*SOURCE DATA*.

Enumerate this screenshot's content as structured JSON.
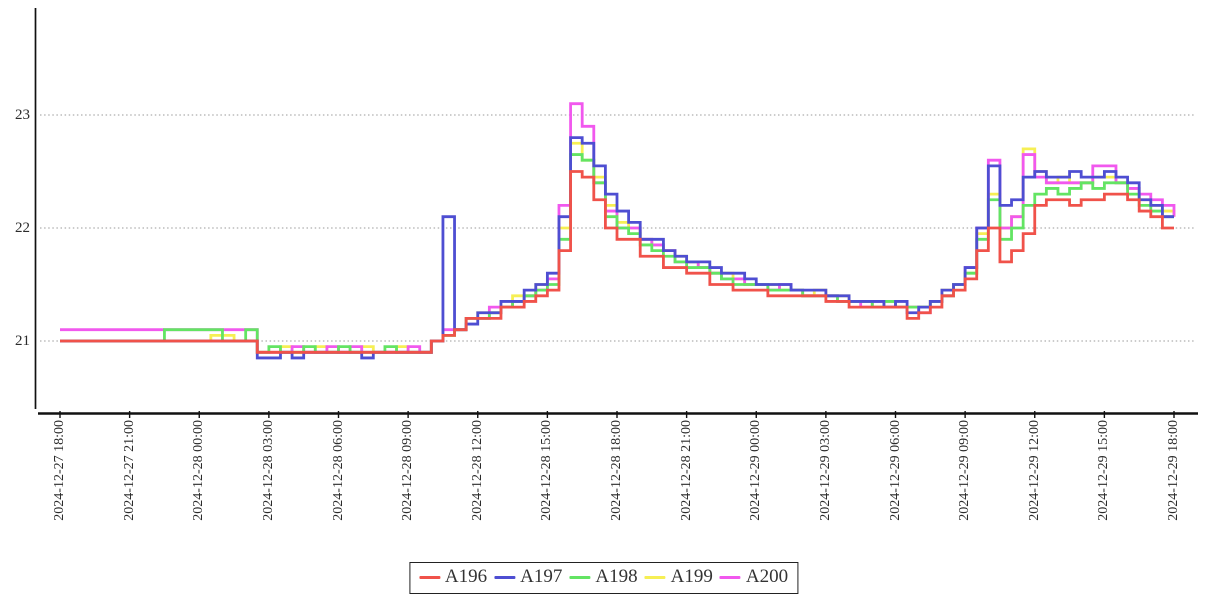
{
  "chart_data": {
    "type": "line",
    "step_mode": "post",
    "title": "",
    "xlabel": "",
    "ylabel": "",
    "grid": "horizontal-dotted",
    "legend_position": "bottom-center",
    "x_start": "2024-12-27 18:00",
    "x_end": "2024-12-29 18:00",
    "x_interval_minutes": 30,
    "x_tick_labels": [
      "2024-12-27 18:00",
      "2024-12-27 21:00",
      "2024-12-28 00:00",
      "2024-12-28 03:00",
      "2024-12-28 06:00",
      "2024-12-28 09:00",
      "2024-12-28 12:00",
      "2024-12-28 15:00",
      "2024-12-28 18:00",
      "2024-12-28 21:00",
      "2024-12-29 00:00",
      "2024-12-29 03:00",
      "2024-12-29 06:00",
      "2024-12-29 09:00",
      "2024-12-29 12:00",
      "2024-12-29 15:00",
      "2024-12-29 18:00"
    ],
    "y_ticks": [
      21,
      22,
      23
    ],
    "ylim": [
      20.4,
      23.95
    ],
    "draw_order": [
      "A199",
      "A200",
      "A198",
      "A197",
      "A196"
    ],
    "series": [
      {
        "name": "A196",
        "color": "#f0524a",
        "values": [
          21,
          21,
          21,
          21,
          21,
          21,
          21,
          21,
          21,
          21,
          21,
          21,
          21,
          21,
          21,
          21,
          21,
          20.9,
          20.9,
          20.9,
          20.9,
          20.9,
          20.9,
          20.9,
          20.9,
          20.9,
          20.9,
          20.9,
          20.9,
          20.9,
          20.9,
          20.9,
          21,
          21.05,
          21.1,
          21.2,
          21.2,
          21.2,
          21.3,
          21.3,
          21.35,
          21.4,
          21.45,
          21.8,
          22.5,
          22.45,
          22.25,
          22,
          21.9,
          21.9,
          21.75,
          21.75,
          21.65,
          21.65,
          21.6,
          21.6,
          21.5,
          21.5,
          21.45,
          21.45,
          21.45,
          21.4,
          21.4,
          21.4,
          21.4,
          21.4,
          21.35,
          21.35,
          21.3,
          21.3,
          21.3,
          21.3,
          21.3,
          21.2,
          21.25,
          21.3,
          21.4,
          21.45,
          21.55,
          21.8,
          22,
          21.7,
          21.8,
          21.95,
          22.2,
          22.25,
          22.25,
          22.2,
          22.25,
          22.25,
          22.3,
          22.3,
          22.25,
          22.15,
          22.1,
          22,
          22
        ]
      },
      {
        "name": "A197",
        "color": "#4e4ed2",
        "values": [
          21,
          21,
          21,
          21,
          21,
          21,
          21,
          21,
          21,
          21,
          21,
          21,
          21,
          21,
          21,
          21,
          21,
          20.85,
          20.85,
          20.9,
          20.85,
          20.9,
          20.9,
          20.9,
          20.9,
          20.9,
          20.85,
          20.9,
          20.9,
          20.9,
          20.9,
          20.9,
          21,
          22.1,
          21.1,
          21.15,
          21.25,
          21.25,
          21.35,
          21.35,
          21.45,
          21.5,
          21.6,
          22.1,
          22.8,
          22.75,
          22.55,
          22.3,
          22.15,
          22.05,
          21.9,
          21.9,
          21.8,
          21.75,
          21.7,
          21.7,
          21.65,
          21.6,
          21.6,
          21.55,
          21.5,
          21.5,
          21.5,
          21.45,
          21.45,
          21.45,
          21.4,
          21.4,
          21.35,
          21.35,
          21.35,
          21.3,
          21.35,
          21.25,
          21.3,
          21.35,
          21.45,
          21.5,
          21.65,
          22,
          22.55,
          22.2,
          22.25,
          22.45,
          22.5,
          22.45,
          22.45,
          22.5,
          22.45,
          22.45,
          22.5,
          22.45,
          22.4,
          22.25,
          22.2,
          22.1,
          22.1
        ]
      },
      {
        "name": "A198",
        "color": "#63e463",
        "values": [
          21,
          21,
          21,
          21,
          21,
          21,
          21,
          21,
          21,
          21.1,
          21.1,
          21.1,
          21.1,
          21.1,
          21,
          21,
          21.1,
          20.9,
          20.95,
          20.9,
          20.9,
          20.95,
          20.9,
          20.9,
          20.95,
          20.9,
          20.9,
          20.9,
          20.95,
          20.9,
          20.9,
          20.9,
          21,
          21.05,
          21.1,
          21.2,
          21.2,
          21.25,
          21.3,
          21.35,
          21.4,
          21.45,
          21.5,
          21.9,
          22.65,
          22.6,
          22.4,
          22.1,
          22,
          21.95,
          21.85,
          21.8,
          21.75,
          21.7,
          21.65,
          21.65,
          21.6,
          21.55,
          21.5,
          21.5,
          21.5,
          21.45,
          21.45,
          21.45,
          21.4,
          21.4,
          21.4,
          21.35,
          21.35,
          21.35,
          21.3,
          21.35,
          21.3,
          21.3,
          21.3,
          21.35,
          21.4,
          21.5,
          21.6,
          21.9,
          22.25,
          21.9,
          22,
          22.2,
          22.3,
          22.35,
          22.3,
          22.35,
          22.4,
          22.35,
          22.4,
          22.4,
          22.3,
          22.2,
          22.15,
          22.1,
          22.1
        ]
      },
      {
        "name": "A199",
        "color": "#f6ef54",
        "values": [
          21,
          21,
          21,
          21,
          21,
          21,
          21,
          21,
          21,
          21,
          21,
          21,
          21,
          21.05,
          21.05,
          21,
          21,
          20.9,
          20.9,
          20.95,
          20.9,
          20.9,
          20.95,
          20.9,
          20.9,
          20.9,
          20.95,
          20.9,
          20.9,
          20.95,
          20.9,
          20.9,
          21,
          21.05,
          21.1,
          21.2,
          21.25,
          21.25,
          21.3,
          21.4,
          21.4,
          21.5,
          21.55,
          22,
          22.75,
          22.6,
          22.45,
          22.2,
          22.05,
          22,
          21.9,
          21.85,
          21.8,
          21.75,
          21.7,
          21.65,
          21.6,
          21.6,
          21.55,
          21.5,
          21.5,
          21.5,
          21.45,
          21.45,
          21.4,
          21.45,
          21.4,
          21.4,
          21.35,
          21.35,
          21.3,
          21.35,
          21.3,
          21.3,
          21.3,
          21.35,
          21.45,
          21.5,
          21.6,
          21.95,
          22.3,
          22,
          22.1,
          22.7,
          22.5,
          22.4,
          22.45,
          22.4,
          22.4,
          22.45,
          22.45,
          22.4,
          22.35,
          22.25,
          22.2,
          22.15,
          22.1
        ]
      },
      {
        "name": "A200",
        "color": "#f158ee",
        "values": [
          21.1,
          21.1,
          21.1,
          21.1,
          21.1,
          21.1,
          21.1,
          21.1,
          21.1,
          21.1,
          21.1,
          21.1,
          21.1,
          21.1,
          21.1,
          21.1,
          21.1,
          20.9,
          20.9,
          20.9,
          20.95,
          20.9,
          20.9,
          20.95,
          20.9,
          20.95,
          20.9,
          20.9,
          20.9,
          20.9,
          20.95,
          20.9,
          21,
          21.1,
          21.1,
          21.2,
          21.2,
          21.3,
          21.3,
          21.35,
          21.4,
          21.45,
          21.55,
          22.2,
          23.1,
          22.9,
          22.4,
          22.15,
          22,
          22,
          21.9,
          21.85,
          21.8,
          21.7,
          21.7,
          21.65,
          21.6,
          21.55,
          21.55,
          21.5,
          21.5,
          21.45,
          21.5,
          21.45,
          21.4,
          21.4,
          21.4,
          21.35,
          21.35,
          21.3,
          21.35,
          21.3,
          21.3,
          21.3,
          21.25,
          21.35,
          21.4,
          21.5,
          21.65,
          22,
          22.6,
          22,
          22.1,
          22.65,
          22.45,
          22.4,
          22.4,
          22.4,
          22.4,
          22.55,
          22.55,
          22.4,
          22.35,
          22.3,
          22.25,
          22.2,
          22.1
        ]
      }
    ]
  },
  "axis": {
    "y_labels": [
      "23",
      "22",
      "21"
    ]
  }
}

*PROBLEM TO SOLVE*.
Print out the material word for word, omitting the pictures.

*RESULT BELOW*.
Enumerate this screenshot's content as structured JSON.
{
  "chart_data": {
    "type": "line",
    "step_mode": "post",
    "title": "",
    "xlabel": "",
    "ylabel": "",
    "grid": "horizontal-dotted",
    "legend_position": "bottom-center",
    "x_start": "2024-12-27 18:00",
    "x_end": "2024-12-29 18:00",
    "x_interval_minutes": 30,
    "x_tick_labels": [
      "2024-12-27 18:00",
      "2024-12-27 21:00",
      "2024-12-28 00:00",
      "2024-12-28 03:00",
      "2024-12-28 06:00",
      "2024-12-28 09:00",
      "2024-12-28 12:00",
      "2024-12-28 15:00",
      "2024-12-28 18:00",
      "2024-12-28 21:00",
      "2024-12-29 00:00",
      "2024-12-29 03:00",
      "2024-12-29 06:00",
      "2024-12-29 09:00",
      "2024-12-29 12:00",
      "2024-12-29 15:00",
      "2024-12-29 18:00"
    ],
    "y_ticks": [
      21,
      22,
      23
    ],
    "ylim": [
      20.4,
      23.95
    ],
    "draw_order": [
      "A199",
      "A200",
      "A198",
      "A197",
      "A196"
    ],
    "series": [
      {
        "name": "A196",
        "color": "#f0524a",
        "values": [
          21,
          21,
          21,
          21,
          21,
          21,
          21,
          21,
          21,
          21,
          21,
          21,
          21,
          21,
          21,
          21,
          21,
          20.9,
          20.9,
          20.9,
          20.9,
          20.9,
          20.9,
          20.9,
          20.9,
          20.9,
          20.9,
          20.9,
          20.9,
          20.9,
          20.9,
          20.9,
          21,
          21.05,
          21.1,
          21.2,
          21.2,
          21.2,
          21.3,
          21.3,
          21.35,
          21.4,
          21.45,
          21.8,
          22.5,
          22.45,
          22.25,
          22,
          21.9,
          21.9,
          21.75,
          21.75,
          21.65,
          21.65,
          21.6,
          21.6,
          21.5,
          21.5,
          21.45,
          21.45,
          21.45,
          21.4,
          21.4,
          21.4,
          21.4,
          21.4,
          21.35,
          21.35,
          21.3,
          21.3,
          21.3,
          21.3,
          21.3,
          21.2,
          21.25,
          21.3,
          21.4,
          21.45,
          21.55,
          21.8,
          22,
          21.7,
          21.8,
          21.95,
          22.2,
          22.25,
          22.25,
          22.2,
          22.25,
          22.25,
          22.3,
          22.3,
          22.25,
          22.15,
          22.1,
          22,
          22
        ]
      },
      {
        "name": "A197",
        "color": "#4e4ed2",
        "values": [
          21,
          21,
          21,
          21,
          21,
          21,
          21,
          21,
          21,
          21,
          21,
          21,
          21,
          21,
          21,
          21,
          21,
          20.85,
          20.85,
          20.9,
          20.85,
          20.9,
          20.9,
          20.9,
          20.9,
          20.9,
          20.85,
          20.9,
          20.9,
          20.9,
          20.9,
          20.9,
          21,
          22.1,
          21.1,
          21.15,
          21.25,
          21.25,
          21.35,
          21.35,
          21.45,
          21.5,
          21.6,
          22.1,
          22.8,
          22.75,
          22.55,
          22.3,
          22.15,
          22.05,
          21.9,
          21.9,
          21.8,
          21.75,
          21.7,
          21.7,
          21.65,
          21.6,
          21.6,
          21.55,
          21.5,
          21.5,
          21.5,
          21.45,
          21.45,
          21.45,
          21.4,
          21.4,
          21.35,
          21.35,
          21.35,
          21.3,
          21.35,
          21.25,
          21.3,
          21.35,
          21.45,
          21.5,
          21.65,
          22,
          22.55,
          22.2,
          22.25,
          22.45,
          22.5,
          22.45,
          22.45,
          22.5,
          22.45,
          22.45,
          22.5,
          22.45,
          22.4,
          22.25,
          22.2,
          22.1,
          22.1
        ]
      },
      {
        "name": "A198",
        "color": "#63e463",
        "values": [
          21,
          21,
          21,
          21,
          21,
          21,
          21,
          21,
          21,
          21.1,
          21.1,
          21.1,
          21.1,
          21.1,
          21,
          21,
          21.1,
          20.9,
          20.95,
          20.9,
          20.9,
          20.95,
          20.9,
          20.9,
          20.95,
          20.9,
          20.9,
          20.9,
          20.95,
          20.9,
          20.9,
          20.9,
          21,
          21.05,
          21.1,
          21.2,
          21.2,
          21.25,
          21.3,
          21.35,
          21.4,
          21.45,
          21.5,
          21.9,
          22.65,
          22.6,
          22.4,
          22.1,
          22,
          21.95,
          21.85,
          21.8,
          21.75,
          21.7,
          21.65,
          21.65,
          21.6,
          21.55,
          21.5,
          21.5,
          21.5,
          21.45,
          21.45,
          21.45,
          21.4,
          21.4,
          21.4,
          21.35,
          21.35,
          21.35,
          21.3,
          21.35,
          21.3,
          21.3,
          21.3,
          21.35,
          21.4,
          21.5,
          21.6,
          21.9,
          22.25,
          21.9,
          22,
          22.2,
          22.3,
          22.35,
          22.3,
          22.35,
          22.4,
          22.35,
          22.4,
          22.4,
          22.3,
          22.2,
          22.15,
          22.1,
          22.1
        ]
      },
      {
        "name": "A199",
        "color": "#f6ef54",
        "values": [
          21,
          21,
          21,
          21,
          21,
          21,
          21,
          21,
          21,
          21,
          21,
          21,
          21,
          21.05,
          21.05,
          21,
          21,
          20.9,
          20.9,
          20.95,
          20.9,
          20.9,
          20.95,
          20.9,
          20.9,
          20.9,
          20.95,
          20.9,
          20.9,
          20.95,
          20.9,
          20.9,
          21,
          21.05,
          21.1,
          21.2,
          21.25,
          21.25,
          21.3,
          21.4,
          21.4,
          21.5,
          21.55,
          22,
          22.75,
          22.6,
          22.45,
          22.2,
          22.05,
          22,
          21.9,
          21.85,
          21.8,
          21.75,
          21.7,
          21.65,
          21.6,
          21.6,
          21.55,
          21.5,
          21.5,
          21.5,
          21.45,
          21.45,
          21.4,
          21.45,
          21.4,
          21.4,
          21.35,
          21.35,
          21.3,
          21.35,
          21.3,
          21.3,
          21.3,
          21.35,
          21.45,
          21.5,
          21.6,
          21.95,
          22.3,
          22,
          22.1,
          22.7,
          22.5,
          22.4,
          22.45,
          22.4,
          22.4,
          22.45,
          22.45,
          22.4,
          22.35,
          22.25,
          22.2,
          22.15,
          22.1
        ]
      },
      {
        "name": "A200",
        "color": "#f158ee",
        "values": [
          21.1,
          21.1,
          21.1,
          21.1,
          21.1,
          21.1,
          21.1,
          21.1,
          21.1,
          21.1,
          21.1,
          21.1,
          21.1,
          21.1,
          21.1,
          21.1,
          21.1,
          20.9,
          20.9,
          20.9,
          20.95,
          20.9,
          20.9,
          20.95,
          20.9,
          20.95,
          20.9,
          20.9,
          20.9,
          20.9,
          20.95,
          20.9,
          21,
          21.1,
          21.1,
          21.2,
          21.2,
          21.3,
          21.3,
          21.35,
          21.4,
          21.45,
          21.55,
          22.2,
          23.1,
          22.9,
          22.4,
          22.15,
          22,
          22,
          21.9,
          21.85,
          21.8,
          21.7,
          21.7,
          21.65,
          21.6,
          21.55,
          21.55,
          21.5,
          21.5,
          21.45,
          21.5,
          21.45,
          21.4,
          21.4,
          21.4,
          21.35,
          21.35,
          21.3,
          21.35,
          21.3,
          21.3,
          21.3,
          21.25,
          21.35,
          21.4,
          21.5,
          21.65,
          22,
          22.6,
          22,
          22.1,
          22.65,
          22.45,
          22.4,
          22.4,
          22.4,
          22.4,
          22.55,
          22.55,
          22.4,
          22.35,
          22.3,
          22.25,
          22.2,
          22.1
        ]
      }
    ]
  },
  "axis": {
    "y_labels": [
      "23",
      "22",
      "21"
    ]
  }
}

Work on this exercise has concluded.